___ Recorded data ___

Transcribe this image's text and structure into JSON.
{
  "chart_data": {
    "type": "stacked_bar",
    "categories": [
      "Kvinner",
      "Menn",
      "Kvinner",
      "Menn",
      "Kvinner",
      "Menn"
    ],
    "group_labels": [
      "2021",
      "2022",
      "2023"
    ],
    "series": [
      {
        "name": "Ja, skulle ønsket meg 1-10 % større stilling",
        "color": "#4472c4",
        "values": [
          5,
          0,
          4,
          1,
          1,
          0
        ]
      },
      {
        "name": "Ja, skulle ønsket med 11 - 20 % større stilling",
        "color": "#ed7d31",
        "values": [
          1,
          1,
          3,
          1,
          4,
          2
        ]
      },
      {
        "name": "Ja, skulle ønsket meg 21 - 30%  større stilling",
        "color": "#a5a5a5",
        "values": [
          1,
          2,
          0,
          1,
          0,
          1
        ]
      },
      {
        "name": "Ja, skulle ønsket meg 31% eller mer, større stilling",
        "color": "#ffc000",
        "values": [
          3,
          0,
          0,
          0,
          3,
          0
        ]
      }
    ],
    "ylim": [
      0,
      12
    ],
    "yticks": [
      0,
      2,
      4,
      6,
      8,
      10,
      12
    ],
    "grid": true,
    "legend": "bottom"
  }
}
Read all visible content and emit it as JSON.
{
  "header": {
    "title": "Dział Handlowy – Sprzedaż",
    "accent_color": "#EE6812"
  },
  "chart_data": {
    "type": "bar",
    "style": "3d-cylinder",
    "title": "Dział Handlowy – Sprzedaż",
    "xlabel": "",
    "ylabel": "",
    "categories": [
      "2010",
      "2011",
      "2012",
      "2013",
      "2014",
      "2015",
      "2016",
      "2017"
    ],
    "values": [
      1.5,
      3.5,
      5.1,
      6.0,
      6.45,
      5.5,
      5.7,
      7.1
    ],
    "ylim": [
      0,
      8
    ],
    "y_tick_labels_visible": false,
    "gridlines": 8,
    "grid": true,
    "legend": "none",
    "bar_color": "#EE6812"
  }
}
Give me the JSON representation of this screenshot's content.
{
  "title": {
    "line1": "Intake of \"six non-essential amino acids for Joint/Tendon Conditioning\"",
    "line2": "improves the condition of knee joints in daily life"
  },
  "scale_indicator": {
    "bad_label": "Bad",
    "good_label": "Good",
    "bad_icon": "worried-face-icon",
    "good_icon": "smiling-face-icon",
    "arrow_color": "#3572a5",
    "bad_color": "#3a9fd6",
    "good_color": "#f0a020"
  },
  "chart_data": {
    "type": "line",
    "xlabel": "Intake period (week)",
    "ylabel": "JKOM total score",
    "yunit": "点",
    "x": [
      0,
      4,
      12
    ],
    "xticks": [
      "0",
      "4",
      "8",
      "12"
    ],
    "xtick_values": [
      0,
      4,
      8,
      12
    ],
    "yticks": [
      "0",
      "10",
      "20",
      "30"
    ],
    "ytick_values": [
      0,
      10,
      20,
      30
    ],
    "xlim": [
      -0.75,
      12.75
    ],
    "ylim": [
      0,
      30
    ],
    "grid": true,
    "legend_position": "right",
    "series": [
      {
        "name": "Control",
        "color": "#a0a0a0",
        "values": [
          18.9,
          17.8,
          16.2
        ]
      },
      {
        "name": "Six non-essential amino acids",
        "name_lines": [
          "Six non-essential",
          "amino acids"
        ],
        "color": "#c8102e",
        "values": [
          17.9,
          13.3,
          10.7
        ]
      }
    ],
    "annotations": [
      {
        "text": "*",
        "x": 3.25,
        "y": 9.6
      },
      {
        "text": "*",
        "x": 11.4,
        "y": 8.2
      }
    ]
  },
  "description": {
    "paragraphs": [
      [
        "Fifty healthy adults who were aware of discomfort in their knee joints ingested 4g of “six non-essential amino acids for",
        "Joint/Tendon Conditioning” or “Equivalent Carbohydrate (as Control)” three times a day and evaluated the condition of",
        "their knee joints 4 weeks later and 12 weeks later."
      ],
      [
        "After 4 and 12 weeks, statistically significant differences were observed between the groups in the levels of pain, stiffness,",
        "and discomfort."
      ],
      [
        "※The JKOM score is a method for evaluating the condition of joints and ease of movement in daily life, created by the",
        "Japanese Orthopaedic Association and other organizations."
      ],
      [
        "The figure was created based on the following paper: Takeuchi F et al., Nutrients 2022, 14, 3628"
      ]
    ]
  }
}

___

▶ _Stated task_: Only the number should be given: how many lines of the data contain the word "essential"?

▶ _Exercise response_: 4